#### [Task description]
Starting with the line containing "- select-none-button[interactable]: Select" and going on through the line containing "- pin-to-quick-access-button[interactable]: Pin", give those lines again with "sidebar-item" changed to "nav-item" and nothing else altered.

#### [Records]
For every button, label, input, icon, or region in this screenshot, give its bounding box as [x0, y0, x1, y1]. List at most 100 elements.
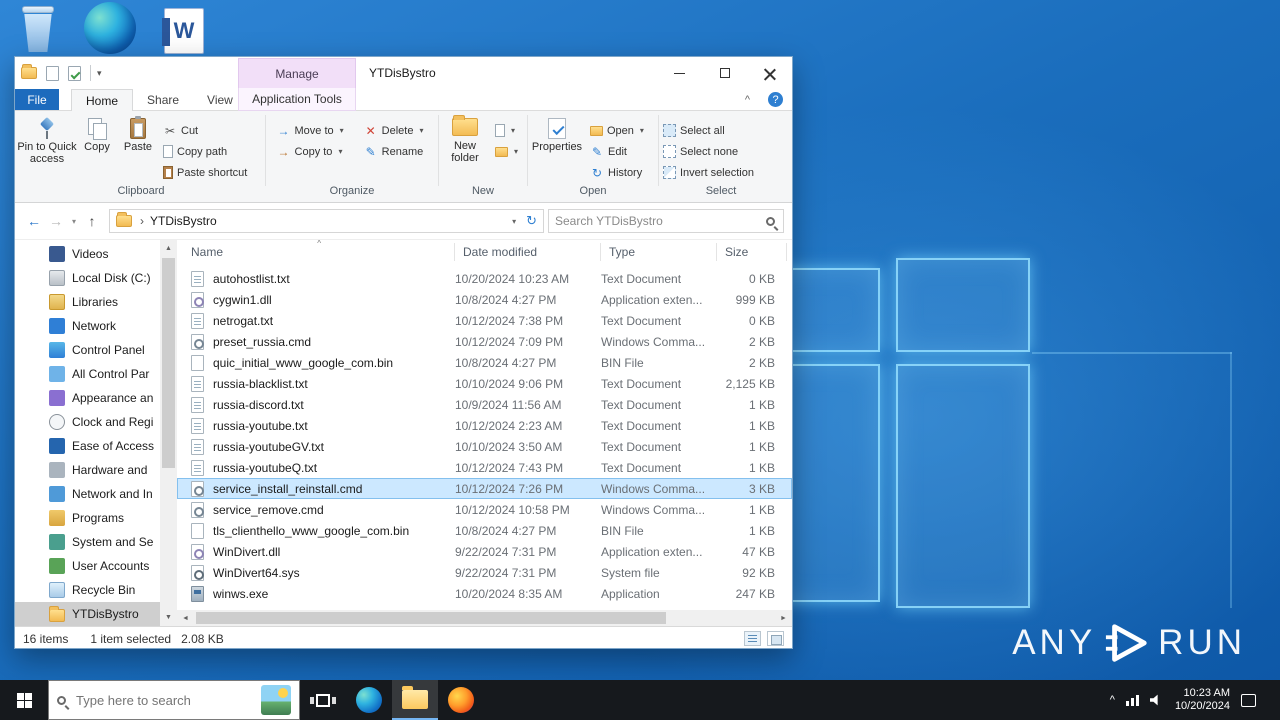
- select-none-button[interactable]: Select none: [659, 141, 762, 162]
- scroll-right-icon[interactable]: ►: [775, 610, 792, 626]
- sidebar-item-network2[interactable]: Network and In: [15, 482, 160, 506]
- sidebar-item-libraries[interactable]: Libraries: [15, 290, 160, 314]
- copy-path-button[interactable]: Copy path: [159, 141, 255, 162]
- help-icon[interactable]: ?: [768, 92, 783, 107]
- rename-button[interactable]: ✎ Rename: [360, 141, 432, 162]
- file-row[interactable]: service_install_reinstall.cmd 10/12/2024 …: [177, 478, 792, 499]
- sidebar-item-programs[interactable]: Programs: [15, 506, 160, 530]
- column-header-type[interactable]: Type: [601, 243, 717, 261]
- start-button[interactable]: [0, 680, 48, 720]
- qat-customize-icon[interactable]: ▾: [97, 68, 102, 79]
- recent-locations-icon[interactable]: ▾: [67, 217, 81, 226]
- easy-access-button[interactable]: ▾: [491, 141, 526, 162]
- taskbar-search-input[interactable]: [76, 692, 261, 708]
- recycle-bin-desktop-icon[interactable]: [20, 6, 56, 52]
- breadcrumb[interactable]: YTDisBystro: [150, 214, 512, 228]
- sidebar-item-appearance[interactable]: Appearance an: [15, 386, 160, 410]
- new-item-button[interactable]: ▾: [491, 120, 526, 141]
- file-row[interactable]: preset_russia.cmd 10/12/2024 7:09 PM Windo…: [177, 331, 792, 352]
- column-header-date-modified[interactable]: Date modified: [455, 243, 601, 261]
- news-weather-icon[interactable]: [261, 685, 291, 715]
- file-row[interactable]: netrogat.txt 10/12/2024 7:38 PM Text Docum…: [177, 310, 792, 331]
- action-center-icon[interactable]: [1241, 693, 1256, 707]
- tab-manage[interactable]: Manage: [238, 58, 356, 88]
- details-view-button[interactable]: [744, 631, 761, 646]
- pin-to-quick-access-button[interactable]: Pin to Quick access: [17, 115, 77, 185]
- history-button[interactable]: ↻ History: [586, 162, 652, 183]
- move-to-button[interactable]: → Move to ▾: [273, 120, 352, 141]
- paste-shortcut-button[interactable]: Paste shortcut: [159, 162, 255, 183]
- sidebar-item-videos[interactable]: Videos: [15, 242, 160, 266]
- taskbar-clock[interactable]: 10:23 AM 10/20/2024: [1175, 687, 1230, 713]
- hidden-icons-chevron-icon[interactable]: ^: [1110, 694, 1115, 706]
- file-row[interactable]: service_remove.cmd 10/12/2024 10:58 PM Win…: [177, 499, 792, 520]
- properties-button[interactable]: Properties: [528, 115, 586, 185]
- paste-button[interactable]: Paste: [117, 115, 159, 185]
- edit-button[interactable]: ✎ Edit: [586, 141, 652, 162]
- sidebar-item-control[interactable]: Control Panel: [15, 338, 160, 362]
- edge-desktop-icon[interactable]: [84, 2, 136, 54]
- tab-share[interactable]: Share: [133, 89, 193, 110]
- select-all-button[interactable]: Select all: [659, 120, 762, 141]
- delete-button[interactable]: ✕ Delete ▾: [360, 120, 432, 141]
- file-row[interactable]: WinDivert64.sys 9/22/2024 7:31 PM System f…: [177, 562, 792, 583]
- file-row[interactable]: russia-youtubeQ.txt 10/12/2024 7:43 PM Tex…: [177, 457, 792, 478]
- up-button[interactable]: ↑: [81, 213, 103, 229]
- search-box[interactable]: [548, 209, 784, 233]
- collapse-ribbon-icon[interactable]: ^: [745, 94, 750, 106]
- address-dropdown-icon[interactable]: ▾: [512, 217, 516, 226]
- open-button[interactable]: Open ▾: [586, 120, 652, 141]
- tab-home[interactable]: Home: [71, 89, 134, 111]
- forward-button[interactable]: →: [45, 213, 67, 229]
- scroll-down-icon[interactable]: ▼: [160, 609, 177, 626]
- sidebar-item-system[interactable]: System and Se: [15, 530, 160, 554]
- sidebar-item-clock[interactable]: Clock and Regi: [15, 410, 160, 434]
- address-bar[interactable]: › YTDisBystro ▾ ↻: [109, 209, 544, 233]
- sidebar-item-folder[interactable]: YTDisBystro: [15, 602, 160, 626]
- sidebar-item-recycle[interactable]: Recycle Bin: [15, 578, 160, 602]
- firefox-taskbar-button[interactable]: [438, 680, 484, 720]
- file-row[interactable]: russia-youtube.txt 10/12/2024 2:23 AM Text…: [177, 415, 792, 436]
- sidebar-item-hardware[interactable]: Hardware and: [15, 458, 160, 482]
- large-icons-view-button[interactable]: [767, 631, 784, 646]
- column-header-name[interactable]: ^ Name: [191, 239, 455, 261]
- file-row[interactable]: cygwin1.dll 10/8/2024 4:27 PM Application …: [177, 289, 792, 310]
- edge-taskbar-button[interactable]: [346, 680, 392, 720]
- search-input[interactable]: [555, 214, 766, 228]
- minimize-button[interactable]: [657, 57, 702, 89]
- invert-selection-button[interactable]: Invert selection: [659, 162, 762, 183]
- refresh-icon[interactable]: ↻: [526, 213, 537, 229]
- column-header-size[interactable]: Size: [717, 243, 787, 261]
- file-row[interactable]: quic_initial_www_google_com.bin 10/8/2024…: [177, 352, 792, 373]
- scrollbar-thumb[interactable]: [196, 612, 666, 624]
- qat-new-folder-icon[interactable]: [68, 65, 81, 81]
- cut-button[interactable]: ✂ Cut: [159, 120, 255, 141]
- sidebar-item-users[interactable]: User Accounts: [15, 554, 160, 578]
- file-row[interactable]: WinDivert.dll 9/22/2024 7:31 PM Applicatio…: [177, 541, 792, 562]
- word-document-desktop-icon[interactable]: W: [162, 8, 204, 54]
- file-row[interactable]: russia-youtubeGV.txt 10/10/2024 3:50 AM Te…: [177, 436, 792, 457]
- file-row[interactable]: winws.exe 10/20/2024 8:35 AM Application 24…: [177, 583, 792, 604]
- file-row[interactable]: tls_clienthello_www_google_com.bin 10/8/2…: [177, 520, 792, 541]
- copy-button[interactable]: Copy: [77, 115, 117, 185]
- maximize-button[interactable]: [702, 57, 747, 89]
- sidebar-item-allcontrol[interactable]: All Control Par: [15, 362, 160, 386]
- network-icon[interactable]: [1125, 694, 1139, 706]
- sidebar-item-network[interactable]: Network: [15, 314, 160, 338]
- qat-properties-icon[interactable]: [46, 65, 59, 81]
- new-folder-button[interactable]: New folder: [439, 115, 491, 185]
- horizontal-scrollbar[interactable]: ◄ ►: [177, 610, 792, 626]
- file-explorer-taskbar-button[interactable]: [392, 680, 438, 720]
- file-row[interactable]: russia-discord.txt 10/9/2024 11:56 AM Text…: [177, 394, 792, 415]
- close-button[interactable]: [747, 57, 792, 89]
- file-row[interactable]: autohostlist.txt 10/20/2024 10:23 AM Text …: [177, 268, 792, 289]
- sidebar-scrollbar[interactable]: ▲ ▼: [160, 240, 177, 626]
- taskbar-search[interactable]: [48, 680, 300, 720]
- sidebar-item-disk[interactable]: Local Disk (C:): [15, 266, 160, 290]
- sidebar-item-access[interactable]: Ease of Access: [15, 434, 160, 458]
- back-button[interactable]: ←: [23, 213, 45, 229]
- copy-to-button[interactable]: → Copy to ▾: [273, 141, 352, 162]
- file-row[interactable]: russia-blacklist.txt 10/10/2024 9:06 PM Te…: [177, 373, 792, 394]
- scrollbar-thumb[interactable]: [162, 258, 175, 468]
- volume-icon[interactable]: [1149, 694, 1158, 706]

#### [Solved problem]
- select-none-button[interactable]: Select none: [659, 141, 762, 162]
- scroll-right-icon[interactable]: ►: [775, 610, 792, 626]
- nav-item-network2[interactable]: Network and In: [15, 482, 160, 506]
- nav-item-libraries[interactable]: Libraries: [15, 290, 160, 314]
- copy-path-button[interactable]: Copy path: [159, 141, 255, 162]
- help-icon[interactable]: ?: [768, 92, 783, 107]
- rename-button[interactable]: ✎ Rename: [360, 141, 432, 162]
- file-row[interactable]: service_install_reinstall.cmd 10/12/2024 …: [177, 478, 792, 499]
- nav-item-programs[interactable]: Programs: [15, 506, 160, 530]
- column-header-type[interactable]: Type: [601, 243, 717, 261]
- start-button[interactable]: [0, 680, 48, 720]
- qat-customize-icon[interactable]: ▾: [97, 68, 102, 79]
- recent-locations-icon[interactable]: ▾: [67, 217, 81, 226]
- easy-access-button[interactable]: ▾: [491, 141, 526, 162]
- taskbar-search-input[interactable]: [76, 692, 261, 708]
- recycle-bin-desktop-icon[interactable]: [20, 6, 56, 52]
- breadcrumb[interactable]: YTDisBystro: [150, 214, 512, 228]
- nav-item-appearance[interactable]: Appearance an: [15, 386, 160, 410]
- new-item-button[interactable]: ▾: [491, 120, 526, 141]
- file-row[interactable]: preset_russia.cmd 10/12/2024 7:09 PM Windo…: [177, 331, 792, 352]
- column-header-date-modified[interactable]: Date modified: [455, 243, 601, 261]
- news-weather-icon[interactable]: [261, 685, 291, 715]
- file-row[interactable]: netrogat.txt 10/12/2024 7:38 PM Text Docum…: [177, 310, 792, 331]
- action-center-icon[interactable]: [1241, 693, 1256, 707]
- tab-manage[interactable]: Manage: [238, 58, 356, 88]
- details-view-button[interactable]: [744, 631, 761, 646]
- pin-to-quick-access-button[interactable]: Pin to Quick access: [17, 115, 77, 185]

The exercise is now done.